------ Exercise input

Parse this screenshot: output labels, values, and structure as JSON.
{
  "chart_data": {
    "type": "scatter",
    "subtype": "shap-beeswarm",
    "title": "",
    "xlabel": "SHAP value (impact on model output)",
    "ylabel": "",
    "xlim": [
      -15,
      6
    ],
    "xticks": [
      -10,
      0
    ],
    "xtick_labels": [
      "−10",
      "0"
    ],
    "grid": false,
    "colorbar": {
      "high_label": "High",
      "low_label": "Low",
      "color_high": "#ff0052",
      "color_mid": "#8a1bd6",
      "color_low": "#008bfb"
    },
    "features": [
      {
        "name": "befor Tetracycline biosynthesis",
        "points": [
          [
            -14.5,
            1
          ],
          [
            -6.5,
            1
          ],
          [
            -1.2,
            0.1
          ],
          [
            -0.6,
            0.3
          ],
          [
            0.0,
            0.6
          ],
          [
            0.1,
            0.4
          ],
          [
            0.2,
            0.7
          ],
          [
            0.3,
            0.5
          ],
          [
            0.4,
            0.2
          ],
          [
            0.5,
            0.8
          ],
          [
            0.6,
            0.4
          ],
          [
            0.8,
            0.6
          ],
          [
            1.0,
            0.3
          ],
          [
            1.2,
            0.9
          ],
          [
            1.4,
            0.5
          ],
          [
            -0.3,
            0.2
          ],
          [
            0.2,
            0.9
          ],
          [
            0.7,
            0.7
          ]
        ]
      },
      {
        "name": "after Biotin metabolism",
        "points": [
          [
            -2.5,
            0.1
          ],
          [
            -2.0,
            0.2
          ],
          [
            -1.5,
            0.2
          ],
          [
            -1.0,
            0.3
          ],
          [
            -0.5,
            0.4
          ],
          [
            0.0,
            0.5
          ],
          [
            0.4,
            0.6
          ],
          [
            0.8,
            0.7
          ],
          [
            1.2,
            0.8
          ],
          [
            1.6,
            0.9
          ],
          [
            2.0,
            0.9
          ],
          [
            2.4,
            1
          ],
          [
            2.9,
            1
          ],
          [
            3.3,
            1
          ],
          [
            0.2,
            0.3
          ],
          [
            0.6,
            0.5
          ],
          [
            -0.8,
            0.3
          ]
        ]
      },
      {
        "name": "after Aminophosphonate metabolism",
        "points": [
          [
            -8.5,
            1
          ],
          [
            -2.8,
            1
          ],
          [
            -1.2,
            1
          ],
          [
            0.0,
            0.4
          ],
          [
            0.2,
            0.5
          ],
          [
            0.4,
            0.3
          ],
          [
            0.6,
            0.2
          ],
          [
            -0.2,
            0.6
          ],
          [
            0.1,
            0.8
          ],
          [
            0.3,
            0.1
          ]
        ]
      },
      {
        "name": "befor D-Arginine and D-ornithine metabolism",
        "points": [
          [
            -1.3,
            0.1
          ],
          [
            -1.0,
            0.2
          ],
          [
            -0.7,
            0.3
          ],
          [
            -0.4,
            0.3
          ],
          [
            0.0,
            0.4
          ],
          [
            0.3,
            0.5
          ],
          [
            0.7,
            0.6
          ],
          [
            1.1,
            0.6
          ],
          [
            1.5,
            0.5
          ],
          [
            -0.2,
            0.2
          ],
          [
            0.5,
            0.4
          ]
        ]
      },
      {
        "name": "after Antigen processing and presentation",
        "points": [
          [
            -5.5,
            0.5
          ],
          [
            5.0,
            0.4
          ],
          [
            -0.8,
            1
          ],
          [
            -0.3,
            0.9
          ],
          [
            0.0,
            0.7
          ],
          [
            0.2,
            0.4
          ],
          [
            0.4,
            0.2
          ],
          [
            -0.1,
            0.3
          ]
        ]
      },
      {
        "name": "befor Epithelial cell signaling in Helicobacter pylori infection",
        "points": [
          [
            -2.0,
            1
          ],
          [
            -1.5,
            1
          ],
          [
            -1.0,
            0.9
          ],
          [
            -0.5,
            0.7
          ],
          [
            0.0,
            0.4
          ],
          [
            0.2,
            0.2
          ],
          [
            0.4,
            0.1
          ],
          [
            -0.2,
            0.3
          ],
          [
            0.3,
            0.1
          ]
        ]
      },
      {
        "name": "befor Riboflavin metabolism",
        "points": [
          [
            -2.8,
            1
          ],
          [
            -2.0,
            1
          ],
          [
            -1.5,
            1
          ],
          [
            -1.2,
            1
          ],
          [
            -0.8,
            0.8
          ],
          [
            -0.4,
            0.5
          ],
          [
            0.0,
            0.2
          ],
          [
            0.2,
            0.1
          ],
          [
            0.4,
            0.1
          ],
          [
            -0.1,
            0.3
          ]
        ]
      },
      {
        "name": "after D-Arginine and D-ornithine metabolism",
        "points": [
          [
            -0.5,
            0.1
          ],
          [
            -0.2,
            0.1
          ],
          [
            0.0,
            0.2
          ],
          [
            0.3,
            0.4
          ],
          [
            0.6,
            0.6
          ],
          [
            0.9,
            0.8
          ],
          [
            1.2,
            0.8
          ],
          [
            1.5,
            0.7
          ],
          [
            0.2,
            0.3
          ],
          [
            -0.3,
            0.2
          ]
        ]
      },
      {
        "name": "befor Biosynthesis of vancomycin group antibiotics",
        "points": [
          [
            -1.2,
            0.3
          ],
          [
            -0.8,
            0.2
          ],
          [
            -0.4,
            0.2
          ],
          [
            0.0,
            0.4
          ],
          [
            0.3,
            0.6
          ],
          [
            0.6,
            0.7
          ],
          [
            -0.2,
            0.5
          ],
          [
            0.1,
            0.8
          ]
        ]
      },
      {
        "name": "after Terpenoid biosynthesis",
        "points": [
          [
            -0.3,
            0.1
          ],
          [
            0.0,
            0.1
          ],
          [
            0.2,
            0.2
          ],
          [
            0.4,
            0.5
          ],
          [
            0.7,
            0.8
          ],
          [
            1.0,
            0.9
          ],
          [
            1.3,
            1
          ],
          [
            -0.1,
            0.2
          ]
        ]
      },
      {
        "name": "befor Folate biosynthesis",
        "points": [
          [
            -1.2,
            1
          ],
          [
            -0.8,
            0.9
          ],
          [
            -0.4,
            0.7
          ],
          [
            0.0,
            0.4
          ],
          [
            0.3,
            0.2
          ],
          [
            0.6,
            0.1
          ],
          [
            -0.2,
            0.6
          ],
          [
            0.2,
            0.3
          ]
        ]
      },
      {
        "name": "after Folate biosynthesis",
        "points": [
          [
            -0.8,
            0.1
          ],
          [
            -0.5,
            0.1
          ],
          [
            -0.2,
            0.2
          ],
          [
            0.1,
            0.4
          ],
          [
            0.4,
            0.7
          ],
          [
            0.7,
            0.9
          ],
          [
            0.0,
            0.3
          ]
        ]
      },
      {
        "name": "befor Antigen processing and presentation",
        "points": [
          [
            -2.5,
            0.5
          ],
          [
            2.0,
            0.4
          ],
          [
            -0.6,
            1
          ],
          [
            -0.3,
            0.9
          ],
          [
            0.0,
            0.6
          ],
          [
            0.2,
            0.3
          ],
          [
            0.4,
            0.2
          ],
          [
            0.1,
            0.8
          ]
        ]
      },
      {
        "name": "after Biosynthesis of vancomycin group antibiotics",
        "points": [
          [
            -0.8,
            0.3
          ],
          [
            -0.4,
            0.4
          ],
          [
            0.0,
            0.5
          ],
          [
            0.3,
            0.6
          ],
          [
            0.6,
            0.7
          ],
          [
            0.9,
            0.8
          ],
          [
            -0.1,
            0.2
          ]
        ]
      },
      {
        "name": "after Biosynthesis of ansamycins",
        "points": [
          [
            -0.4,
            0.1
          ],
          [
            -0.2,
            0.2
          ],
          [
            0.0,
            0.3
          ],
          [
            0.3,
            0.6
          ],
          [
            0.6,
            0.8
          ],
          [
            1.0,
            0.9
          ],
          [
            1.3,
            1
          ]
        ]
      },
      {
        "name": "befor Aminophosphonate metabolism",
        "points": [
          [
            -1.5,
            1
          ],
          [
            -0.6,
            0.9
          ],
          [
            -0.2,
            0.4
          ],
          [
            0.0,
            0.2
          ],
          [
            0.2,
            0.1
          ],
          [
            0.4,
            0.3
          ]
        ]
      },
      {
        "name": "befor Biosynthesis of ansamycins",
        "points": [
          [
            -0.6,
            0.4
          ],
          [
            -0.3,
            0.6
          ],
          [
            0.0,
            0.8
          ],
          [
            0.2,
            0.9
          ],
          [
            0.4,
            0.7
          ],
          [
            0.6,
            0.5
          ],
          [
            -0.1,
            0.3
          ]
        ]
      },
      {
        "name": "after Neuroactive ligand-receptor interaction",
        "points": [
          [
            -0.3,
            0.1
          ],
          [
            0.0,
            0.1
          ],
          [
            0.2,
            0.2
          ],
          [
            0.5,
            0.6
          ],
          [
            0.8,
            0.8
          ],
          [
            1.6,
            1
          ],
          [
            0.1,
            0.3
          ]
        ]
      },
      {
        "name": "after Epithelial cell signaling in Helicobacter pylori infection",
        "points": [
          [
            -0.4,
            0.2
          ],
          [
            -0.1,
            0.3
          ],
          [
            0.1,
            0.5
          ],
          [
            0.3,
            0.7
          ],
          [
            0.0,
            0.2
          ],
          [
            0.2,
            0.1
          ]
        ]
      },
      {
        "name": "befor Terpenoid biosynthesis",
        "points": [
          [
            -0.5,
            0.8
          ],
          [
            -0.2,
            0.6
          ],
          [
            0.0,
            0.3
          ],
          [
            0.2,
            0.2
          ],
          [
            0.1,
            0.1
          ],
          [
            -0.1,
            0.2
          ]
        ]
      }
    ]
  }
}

------------

The request: Filter for "after". Return all lines that hold it.

Complete output:
        "name": "after Biotin metabolism",
        "name": "after Aminophosphonate metabolism",
        "name": "after Antigen processing and presentation",
        "name": "after D-Arginine and D-ornithine metabolism",
        "name": "after Terpenoid biosynthesis",
        "name": "after Folate biosynthesis",
        "name": "after Biosynthesis of vancomycin group antibiotics",
        "name": "after Biosynthesis of ansamycins",
        "name": "after Neuroactive ligand-receptor interaction",
        "name": "after Epithelial cell signaling in Helicobacter pylori infection",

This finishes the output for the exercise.